INPUT RECORDS =>
++++++++

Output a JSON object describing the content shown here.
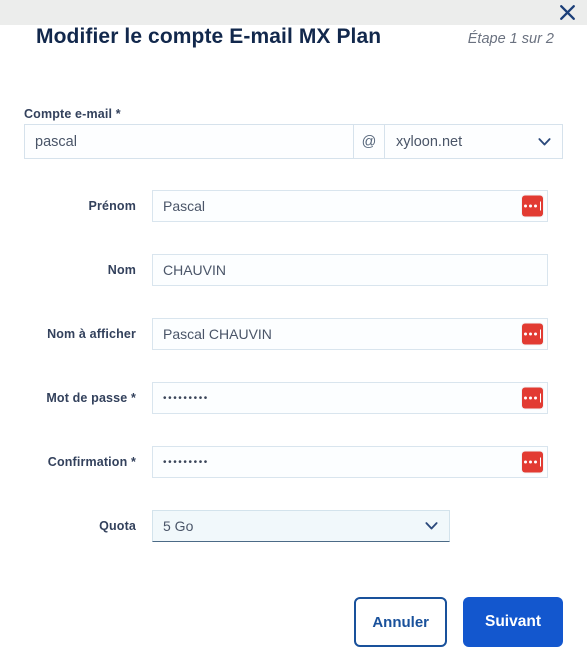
{
  "window": {
    "close_icon": "close-icon"
  },
  "header": {
    "title": "Modifier le compte E-mail MX Plan",
    "step": "Étape 1 sur 2"
  },
  "account": {
    "label": "Compte e-mail",
    "required_mark": "*",
    "local_part": "pascal",
    "at_symbol": "@",
    "domain_selected": "xyloon.net",
    "domain_options": [
      "xyloon.net"
    ],
    "local_placeholder": "",
    "chevron_icon": "chevron-down-icon"
  },
  "fields": [
    {
      "key": "firstname",
      "label": "Prénom",
      "required_mark": "",
      "value": "Pascal",
      "placeholder": "",
      "type": "text",
      "badge": true,
      "badge_icon": "autofill-badge-icon"
    },
    {
      "key": "lastname",
      "label": "Nom",
      "required_mark": "",
      "value": "CHAUVIN",
      "placeholder": "",
      "type": "text",
      "badge": false,
      "badge_icon": ""
    },
    {
      "key": "displayname",
      "label": "Nom à afficher",
      "required_mark": "",
      "value": "Pascal CHAUVIN",
      "placeholder": "",
      "type": "text",
      "badge": true,
      "badge_icon": "autofill-badge-icon"
    },
    {
      "key": "password",
      "label": "Mot de passe",
      "required_mark": "*",
      "value": "•••••••••",
      "placeholder": "",
      "type": "password",
      "badge": true,
      "badge_icon": "autofill-badge-icon"
    },
    {
      "key": "confirmation",
      "label": "Confirmation",
      "required_mark": "*",
      "value": "•••••••••",
      "placeholder": "",
      "type": "password",
      "badge": true,
      "badge_icon": "autofill-badge-icon"
    }
  ],
  "quota": {
    "label": "Quota",
    "selected": "5 Go",
    "options": [
      "5 Go"
    ],
    "chevron_icon": "chevron-down-icon"
  },
  "footer": {
    "cancel_label": "Annuler",
    "next_label": "Suivant"
  },
  "colors": {
    "primary_blue": "#1357CE",
    "outline_blue": "#19519B",
    "title_navy": "#12284C",
    "label_navy": "#33415C",
    "badge_red": "#E23B32",
    "topbar_gray": "#ECEDEC",
    "step_gray": "#6B7280"
  }
}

++++++++

DIRECTION =>
Leave out the pictures, and give all the records again exactly.

TASK SOLUTION =>
Output a JSON object describing the content shown here.
{
  "window": {
    "close_icon": "close-icon"
  },
  "header": {
    "title": "Modifier le compte E-mail MX Plan",
    "step": "Étape 1 sur 2"
  },
  "account": {
    "label": "Compte e-mail",
    "required_mark": "*",
    "local_part": "pascal",
    "at_symbol": "@",
    "domain_selected": "xyloon.net",
    "domain_options": [
      "xyloon.net"
    ],
    "local_placeholder": "",
    "chevron_icon": "chevron-down-icon"
  },
  "fields": [
    {
      "key": "firstname",
      "label": "Prénom",
      "required_mark": "",
      "value": "Pascal",
      "placeholder": "",
      "type": "text",
      "badge": true,
      "badge_icon": "autofill-badge-icon"
    },
    {
      "key": "lastname",
      "label": "Nom",
      "required_mark": "",
      "value": "CHAUVIN",
      "placeholder": "",
      "type": "text",
      "badge": false,
      "badge_icon": ""
    },
    {
      "key": "displayname",
      "label": "Nom à afficher",
      "required_mark": "",
      "value": "Pascal CHAUVIN",
      "placeholder": "",
      "type": "text",
      "badge": true,
      "badge_icon": "autofill-badge-icon"
    },
    {
      "key": "password",
      "label": "Mot de passe",
      "required_mark": "*",
      "value": "•••••••••",
      "placeholder": "",
      "type": "password",
      "badge": true,
      "badge_icon": "autofill-badge-icon"
    },
    {
      "key": "confirmation",
      "label": "Confirmation",
      "required_mark": "*",
      "value": "•••••••••",
      "placeholder": "",
      "type": "password",
      "badge": true,
      "badge_icon": "autofill-badge-icon"
    }
  ],
  "quota": {
    "label": "Quota",
    "selected": "5 Go",
    "options": [
      "5 Go"
    ],
    "chevron_icon": "chevron-down-icon"
  },
  "footer": {
    "cancel_label": "Annuler",
    "next_label": "Suivant"
  },
  "colors": {
    "primary_blue": "#1357CE",
    "outline_blue": "#19519B",
    "title_navy": "#12284C",
    "label_navy": "#33415C",
    "badge_red": "#E23B32",
    "topbar_gray": "#ECEDEC",
    "step_gray": "#6B7280"
  }
}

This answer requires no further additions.